■ WRITTEN INSTRUCTION: Could you repeat every one of the rows below word for word, leaving out the pictures?

— Start of RAW RECORDS —

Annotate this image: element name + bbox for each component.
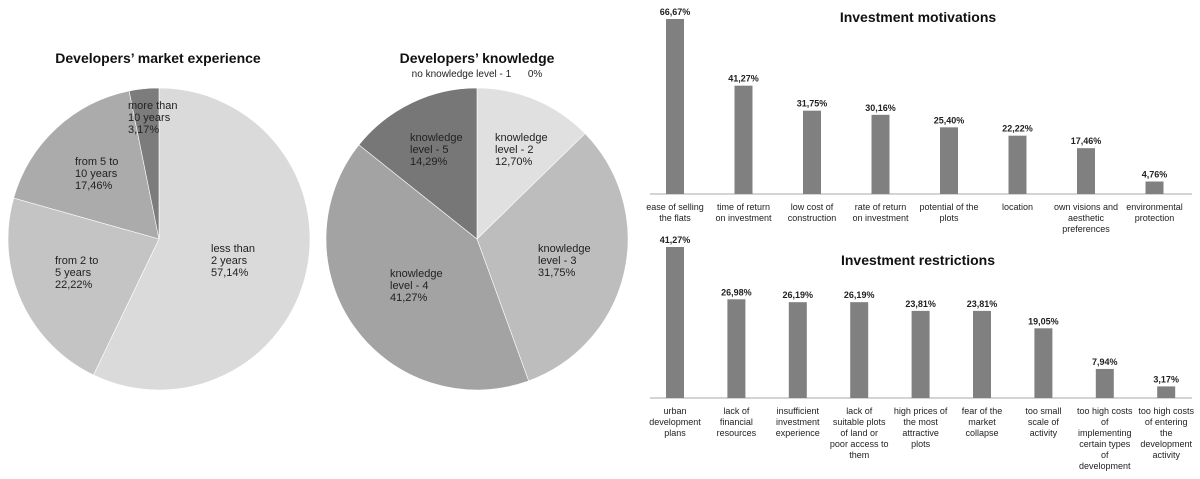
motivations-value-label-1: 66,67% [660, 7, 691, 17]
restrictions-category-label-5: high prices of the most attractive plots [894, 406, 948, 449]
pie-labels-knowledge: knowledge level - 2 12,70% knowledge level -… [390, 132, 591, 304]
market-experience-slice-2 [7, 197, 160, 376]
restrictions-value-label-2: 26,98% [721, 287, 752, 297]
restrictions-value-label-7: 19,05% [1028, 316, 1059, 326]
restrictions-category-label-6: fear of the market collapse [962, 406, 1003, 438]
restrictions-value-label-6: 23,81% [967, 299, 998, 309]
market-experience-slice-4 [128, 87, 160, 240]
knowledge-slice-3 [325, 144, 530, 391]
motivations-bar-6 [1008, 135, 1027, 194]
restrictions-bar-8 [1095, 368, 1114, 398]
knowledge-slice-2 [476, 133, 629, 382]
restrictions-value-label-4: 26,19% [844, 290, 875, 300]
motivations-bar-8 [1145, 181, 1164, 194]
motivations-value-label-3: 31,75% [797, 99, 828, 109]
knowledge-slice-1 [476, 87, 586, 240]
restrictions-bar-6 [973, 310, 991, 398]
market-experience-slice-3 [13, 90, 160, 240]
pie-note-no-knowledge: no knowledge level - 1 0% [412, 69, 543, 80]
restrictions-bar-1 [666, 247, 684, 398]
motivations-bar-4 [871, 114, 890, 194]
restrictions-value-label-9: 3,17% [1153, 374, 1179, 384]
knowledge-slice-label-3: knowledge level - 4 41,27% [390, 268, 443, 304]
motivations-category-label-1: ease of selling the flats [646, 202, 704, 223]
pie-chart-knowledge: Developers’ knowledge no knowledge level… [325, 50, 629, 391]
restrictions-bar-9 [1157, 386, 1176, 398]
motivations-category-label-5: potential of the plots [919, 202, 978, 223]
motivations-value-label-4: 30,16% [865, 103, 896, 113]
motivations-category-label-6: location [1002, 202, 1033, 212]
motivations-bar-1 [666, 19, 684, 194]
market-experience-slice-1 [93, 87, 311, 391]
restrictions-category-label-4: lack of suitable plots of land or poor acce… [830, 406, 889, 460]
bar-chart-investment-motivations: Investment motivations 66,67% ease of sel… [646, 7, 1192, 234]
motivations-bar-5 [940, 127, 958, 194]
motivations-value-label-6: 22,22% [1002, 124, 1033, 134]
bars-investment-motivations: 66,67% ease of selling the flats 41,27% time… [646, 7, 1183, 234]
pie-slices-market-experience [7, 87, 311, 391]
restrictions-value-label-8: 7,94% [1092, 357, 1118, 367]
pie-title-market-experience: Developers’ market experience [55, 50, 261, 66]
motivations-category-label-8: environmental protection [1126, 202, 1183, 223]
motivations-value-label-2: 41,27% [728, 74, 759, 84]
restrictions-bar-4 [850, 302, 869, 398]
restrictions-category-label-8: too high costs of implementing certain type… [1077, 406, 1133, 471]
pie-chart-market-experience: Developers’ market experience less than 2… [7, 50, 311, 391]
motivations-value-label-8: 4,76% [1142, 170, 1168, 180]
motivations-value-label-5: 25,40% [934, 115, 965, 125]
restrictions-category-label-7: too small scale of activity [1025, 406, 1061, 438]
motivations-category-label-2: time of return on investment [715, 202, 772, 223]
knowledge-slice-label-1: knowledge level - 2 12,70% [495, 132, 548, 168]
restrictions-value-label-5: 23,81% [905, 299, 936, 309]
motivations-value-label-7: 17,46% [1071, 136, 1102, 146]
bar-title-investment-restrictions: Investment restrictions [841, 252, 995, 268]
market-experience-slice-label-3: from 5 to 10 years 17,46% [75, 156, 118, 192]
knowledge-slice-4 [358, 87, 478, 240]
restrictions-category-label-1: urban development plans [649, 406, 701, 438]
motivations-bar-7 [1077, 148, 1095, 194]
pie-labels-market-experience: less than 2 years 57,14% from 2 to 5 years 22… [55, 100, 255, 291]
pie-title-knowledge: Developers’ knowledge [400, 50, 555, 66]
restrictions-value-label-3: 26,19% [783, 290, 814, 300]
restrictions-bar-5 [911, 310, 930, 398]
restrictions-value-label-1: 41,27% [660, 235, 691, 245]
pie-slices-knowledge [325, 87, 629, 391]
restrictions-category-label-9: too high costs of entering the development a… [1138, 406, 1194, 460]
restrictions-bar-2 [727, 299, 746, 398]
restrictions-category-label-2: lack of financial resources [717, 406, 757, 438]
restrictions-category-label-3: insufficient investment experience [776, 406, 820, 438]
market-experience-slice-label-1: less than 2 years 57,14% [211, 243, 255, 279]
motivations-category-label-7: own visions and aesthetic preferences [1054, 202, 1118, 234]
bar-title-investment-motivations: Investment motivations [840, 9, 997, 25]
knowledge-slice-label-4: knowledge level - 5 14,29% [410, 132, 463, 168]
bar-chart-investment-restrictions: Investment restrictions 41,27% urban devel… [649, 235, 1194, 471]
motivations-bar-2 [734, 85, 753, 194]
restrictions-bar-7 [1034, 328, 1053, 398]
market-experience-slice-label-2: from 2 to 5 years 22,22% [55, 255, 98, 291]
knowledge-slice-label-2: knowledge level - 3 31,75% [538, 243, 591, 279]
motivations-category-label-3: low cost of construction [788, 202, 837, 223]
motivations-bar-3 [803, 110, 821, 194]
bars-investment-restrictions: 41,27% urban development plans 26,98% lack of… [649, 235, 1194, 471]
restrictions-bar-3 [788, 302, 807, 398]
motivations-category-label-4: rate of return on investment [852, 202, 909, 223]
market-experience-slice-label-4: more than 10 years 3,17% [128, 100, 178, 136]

— End of RAW RECORDS —

■ ANSWER FOR THIS EXERCISE:
Annotate this image: element name + bbox for each component.
motivations-value-label-1: 66,67% [660, 7, 691, 17]
restrictions-category-label-5: high prices of the most attractive plots [894, 406, 948, 449]
pie-labels-knowledge: knowledge level - 2 12,70% knowledge level -… [390, 132, 591, 304]
market-experience-slice-2 [7, 197, 160, 376]
restrictions-value-label-2: 26,98% [721, 287, 752, 297]
restrictions-value-label-7: 19,05% [1028, 316, 1059, 326]
restrictions-category-label-6: fear of the market collapse [962, 406, 1003, 438]
restrictions-value-label-6: 23,81% [967, 299, 998, 309]
market-experience-slice-4 [128, 87, 160, 240]
knowledge-slice-3 [325, 144, 530, 391]
motivations-bar-6 [1008, 135, 1027, 194]
restrictions-bar-8 [1095, 368, 1114, 398]
knowledge-slice-2 [476, 133, 629, 382]
restrictions-value-label-4: 26,19% [844, 290, 875, 300]
motivations-bar-8 [1145, 181, 1164, 194]
motivations-value-label-3: 31,75% [797, 99, 828, 109]
knowledge-slice-1 [476, 87, 586, 240]
restrictions-bar-6 [973, 310, 991, 398]
market-experience-slice-3 [13, 90, 160, 240]
pie-note-no-knowledge: no knowledge level - 1 0% [412, 69, 543, 80]
restrictions-bar-1 [666, 247, 684, 398]
motivations-bar-4 [871, 114, 890, 194]
restrictions-value-label-9: 3,17% [1153, 374, 1179, 384]
knowledge-slice-label-3: knowledge level - 4 41,27% [390, 268, 443, 304]
motivations-category-label-1: ease of selling the flats [646, 202, 704, 223]
pie-chart-knowledge: Developers’ knowledge no knowledge level… [325, 50, 629, 391]
restrictions-bar-9 [1157, 386, 1176, 398]
motivations-category-label-5: potential of the plots [919, 202, 978, 223]
motivations-value-label-4: 30,16% [865, 103, 896, 113]
motivations-category-label-6: location [1002, 202, 1033, 212]
motivations-bar-1 [666, 19, 684, 194]
market-experience-slice-1 [93, 87, 311, 391]
restrictions-category-label-4: lack of suitable plots of land or poor acce… [830, 406, 889, 460]
bar-chart-investment-motivations: Investment motivations 66,67% ease of sel… [646, 7, 1192, 234]
motivations-bar-5 [940, 127, 958, 194]
motivations-value-label-6: 22,22% [1002, 124, 1033, 134]
bars-investment-motivations: 66,67% ease of selling the flats 41,27% time… [646, 7, 1183, 234]
pie-slices-market-experience [7, 87, 311, 391]
restrictions-value-label-8: 7,94% [1092, 357, 1118, 367]
pie-title-market-experience: Developers’ market experience [55, 50, 261, 66]
motivations-category-label-8: environmental protection [1126, 202, 1183, 223]
motivations-value-label-2: 41,27% [728, 74, 759, 84]
restrictions-bar-4 [850, 302, 869, 398]
restrictions-category-label-8: too high costs of implementing certain type… [1077, 406, 1133, 471]
pie-chart-market-experience: Developers’ market experience less than 2… [7, 50, 311, 391]
motivations-value-label-8: 4,76% [1142, 170, 1168, 180]
motivations-value-label-5: 25,40% [934, 115, 965, 125]
restrictions-category-label-7: too small scale of activity [1025, 406, 1061, 438]
motivations-category-label-2: time of return on investment [715, 202, 772, 223]
knowledge-slice-label-1: knowledge level - 2 12,70% [495, 132, 548, 168]
restrictions-value-label-5: 23,81% [905, 299, 936, 309]
motivations-value-label-7: 17,46% [1071, 136, 1102, 146]
bar-title-investment-restrictions: Investment restrictions [841, 252, 995, 268]
market-experience-slice-label-3: from 5 to 10 years 17,46% [75, 156, 118, 192]
knowledge-slice-4 [358, 87, 478, 240]
restrictions-category-label-1: urban development plans [649, 406, 701, 438]
motivations-bar-7 [1077, 148, 1095, 194]
pie-labels-market-experience: less than 2 years 57,14% from 2 to 5 years 22… [55, 100, 255, 291]
pie-title-knowledge: Developers’ knowledge [400, 50, 555, 66]
restrictions-value-label-3: 26,19% [783, 290, 814, 300]
restrictions-bar-5 [911, 310, 930, 398]
restrictions-value-label-1: 41,27% [660, 235, 691, 245]
pie-slices-knowledge [325, 87, 629, 391]
restrictions-category-label-9: too high costs of entering the development a… [1138, 406, 1194, 460]
restrictions-bar-2 [727, 299, 746, 398]
restrictions-category-label-2: lack of financial resources [717, 406, 757, 438]
restrictions-category-label-3: insufficient investment experience [776, 406, 820, 438]
market-experience-slice-label-1: less than 2 years 57,14% [211, 243, 255, 279]
motivations-category-label-7: own visions and aesthetic preferences [1054, 202, 1118, 234]
bar-title-investment-motivations: Investment motivations [840, 9, 997, 25]
knowledge-slice-label-4: knowledge level - 5 14,29% [410, 132, 463, 168]
bar-chart-investment-restrictions: Investment restrictions 41,27% urban devel… [649, 235, 1194, 471]
motivations-bar-2 [734, 85, 753, 194]
restrictions-bar-7 [1034, 328, 1053, 398]
market-experience-slice-label-2: from 2 to 5 years 22,22% [55, 255, 98, 291]
knowledge-slice-label-2: knowledge level - 3 31,75% [538, 243, 591, 279]
motivations-category-label-3: low cost of construction [788, 202, 837, 223]
motivations-bar-3 [803, 110, 821, 194]
bars-investment-restrictions: 41,27% urban development plans 26,98% lack of… [649, 235, 1194, 471]
restrictions-bar-3 [788, 302, 807, 398]
motivations-category-label-4: rate of return on investment [852, 202, 909, 223]
market-experience-slice-label-4: more than 10 years 3,17% [128, 100, 178, 136]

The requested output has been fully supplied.